#### Entries provided ####
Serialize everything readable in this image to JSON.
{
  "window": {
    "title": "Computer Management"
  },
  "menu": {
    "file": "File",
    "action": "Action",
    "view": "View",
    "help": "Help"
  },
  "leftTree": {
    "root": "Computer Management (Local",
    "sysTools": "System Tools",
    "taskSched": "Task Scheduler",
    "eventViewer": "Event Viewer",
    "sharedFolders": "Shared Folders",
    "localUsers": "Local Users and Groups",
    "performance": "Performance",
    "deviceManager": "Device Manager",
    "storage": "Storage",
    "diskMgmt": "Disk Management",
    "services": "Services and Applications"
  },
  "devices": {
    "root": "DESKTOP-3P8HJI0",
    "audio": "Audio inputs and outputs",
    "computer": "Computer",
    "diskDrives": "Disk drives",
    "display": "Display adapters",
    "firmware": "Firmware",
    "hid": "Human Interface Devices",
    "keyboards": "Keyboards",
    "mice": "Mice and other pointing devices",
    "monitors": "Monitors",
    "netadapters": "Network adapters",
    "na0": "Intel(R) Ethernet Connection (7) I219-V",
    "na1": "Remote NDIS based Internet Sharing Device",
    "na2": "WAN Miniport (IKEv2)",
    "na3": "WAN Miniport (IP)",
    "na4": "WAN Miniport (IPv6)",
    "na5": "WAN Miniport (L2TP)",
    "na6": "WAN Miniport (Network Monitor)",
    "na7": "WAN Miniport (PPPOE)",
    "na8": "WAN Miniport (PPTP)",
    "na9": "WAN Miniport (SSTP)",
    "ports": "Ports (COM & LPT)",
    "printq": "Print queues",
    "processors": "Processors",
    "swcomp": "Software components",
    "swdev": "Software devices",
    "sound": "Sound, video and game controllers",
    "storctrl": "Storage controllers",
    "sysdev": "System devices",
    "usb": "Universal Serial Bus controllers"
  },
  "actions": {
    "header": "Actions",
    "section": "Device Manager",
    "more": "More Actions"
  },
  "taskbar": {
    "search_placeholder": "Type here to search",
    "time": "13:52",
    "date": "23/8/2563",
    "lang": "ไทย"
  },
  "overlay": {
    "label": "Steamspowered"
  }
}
####
_Work instructions_. Nothing should be left out: repeat all of the data exactly.

_Finished task_.
Serialize everything readable in this image to JSON.
{
  "window": {
    "title": "Computer Management"
  },
  "menu": {
    "file": "File",
    "action": "Action",
    "view": "View",
    "help": "Help"
  },
  "leftTree": {
    "root": "Computer Management (Local",
    "sysTools": "System Tools",
    "taskSched": "Task Scheduler",
    "eventViewer": "Event Viewer",
    "sharedFolders": "Shared Folders",
    "localUsers": "Local Users and Groups",
    "performance": "Performance",
    "deviceManager": "Device Manager",
    "storage": "Storage",
    "diskMgmt": "Disk Management",
    "services": "Services and Applications"
  },
  "devices": {
    "root": "DESKTOP-3P8HJI0",
    "audio": "Audio inputs and outputs",
    "computer": "Computer",
    "diskDrives": "Disk drives",
    "display": "Display adapters",
    "firmware": "Firmware",
    "hid": "Human Interface Devices",
    "keyboards": "Keyboards",
    "mice": "Mice and other pointing devices",
    "monitors": "Monitors",
    "netadapters": "Network adapters",
    "na0": "Intel(R) Ethernet Connection (7) I219-V",
    "na1": "Remote NDIS based Internet Sharing Device",
    "na2": "WAN Miniport (IKEv2)",
    "na3": "WAN Miniport (IP)",
    "na4": "WAN Miniport (IPv6)",
    "na5": "WAN Miniport (L2TP)",
    "na6": "WAN Miniport (Network Monitor)",
    "na7": "WAN Miniport (PPPOE)",
    "na8": "WAN Miniport (PPTP)",
    "na9": "WAN Miniport (SSTP)",
    "ports": "Ports (COM & LPT)",
    "printq": "Print queues",
    "processors": "Processors",
    "swcomp": "Software components",
    "swdev": "Software devices",
    "sound": "Sound, video and game controllers",
    "storctrl": "Storage controllers",
    "sysdev": "System devices",
    "usb": "Universal Serial Bus controllers"
  },
  "actions": {
    "header": "Actions",
    "section": "Device Manager",
    "more": "More Actions"
  },
  "taskbar": {
    "search_placeholder": "Type here to search",
    "time": "13:52",
    "date": "23/8/2563",
    "lang": "ไทย"
  },
  "overlay": {
    "label": "Steamspowered"
  }
}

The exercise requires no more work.